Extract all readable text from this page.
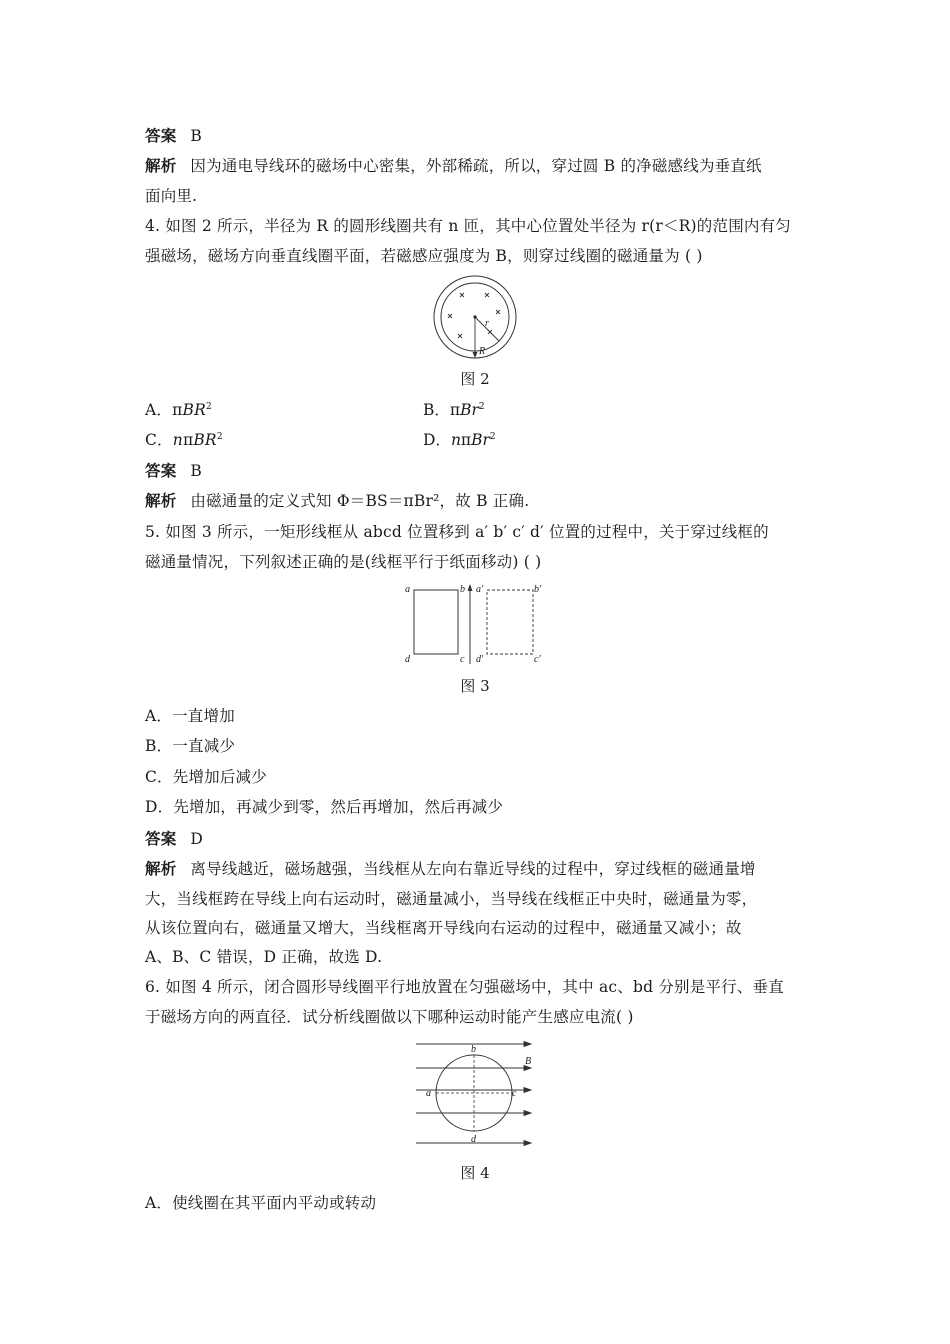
答案 B
解析 因为通电导线环的磁场中心密集，外部稀疏，所以，穿过圆 B 的净磁感线为垂直纸
面向里.
4. 如图 2 所示，半径为 R 的圆形线圈共有 n 匝，其中心位置处半径为 r(r＜R)的范围内有匀
强磁场，磁场方向垂直线圈平面，若磁感应强度为 B，则穿过线圈的磁通量为 ( )
r
R
图 2
A．πBR$^2$	B．πBr$^2$
C．nπBR$^2$	D．nπBr$^2$
答案 B
解析 由磁通量的定义式知 Φ＝BS＝πBr²，故 B 正确.
5. 如图 3 所示，一矩形线框从 abcd 位置移到 a′ b′ c′ d′ 位置的过程中，关于穿过线框的
磁通量情况，下列叙述正确的是(线框平行于纸面移动) ( )
a	b
d	c
a′	b′
d′	c′
图 3
A．一直增加
B．一直减少
C．先增加后减少
D．先增加，再减少到零，然后再增加，然后再减少
答案 D
解析 离导线越近，磁场越强，当线框从左向右靠近导线的过程中，穿过线框的磁通量增
大，当线框跨在导线上向右运动时，磁通量减小，当导线在线框正中央时，磁通量为零，
从该位置向右，磁通量又增大，当线框离开导线向右运动的过程中，磁通量又减小；故
A、B、C 错误，D 正确，故选 D.
6. 如图 4 所示，闭合圆形导线圈平行地放置在匀强磁场中，其中 ac、bd 分别是平行、垂直
于磁场方向的两直径．试分析线圈做以下哪种运动时能产生感应电流( )
b
a	c
d
B
图 4
A．使线圈在其平面内平动或转动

## Task objective
Copy the data word for word. Pictures do not go in the copy.

## Reply
Extract all readable text from this page.
答案 B
解析 因为通电导线环的磁场中心密集，外部稀疏，所以，穿过圆 B 的净磁感线为垂直纸
面向里.
4. 如图 2 所示，半径为 R 的圆形线圈共有 n 匝，其中心位置处半径为 r(r＜R)的范围内有匀
强磁场，磁场方向垂直线圈平面，若磁感应强度为 B，则穿过线圈的磁通量为 ( )
r
R
图 2
A．πBR$^2$	B．πBr$^2$
C．nπBR$^2$	D．nπBr$^2$
答案 B
解析 由磁通量的定义式知 Φ＝BS＝πBr²，故 B 正确.
5. 如图 3 所示，一矩形线框从 abcd 位置移到 a′ b′ c′ d′ 位置的过程中，关于穿过线框的
磁通量情况，下列叙述正确的是(线框平行于纸面移动) ( )
a	b
d	c
a′	b′
d′	c′
图 3
A．一直增加
B．一直减少
C．先增加后减少
D．先增加，再减少到零，然后再增加，然后再减少
答案 D
解析 离导线越近，磁场越强，当线框从左向右靠近导线的过程中，穿过线框的磁通量增
大，当线框跨在导线上向右运动时，磁通量减小，当导线在线框正中央时，磁通量为零，
从该位置向右，磁通量又增大，当线框离开导线向右运动的过程中，磁通量又减小；故
A、B、C 错误，D 正确，故选 D.
6. 如图 4 所示，闭合圆形导线圈平行地放置在匀强磁场中，其中 ac、bd 分别是平行、垂直
于磁场方向的两直径．试分析线圈做以下哪种运动时能产生感应电流( )
b
a	c
d
B
图 4
A．使线圈在其平面内平动或转动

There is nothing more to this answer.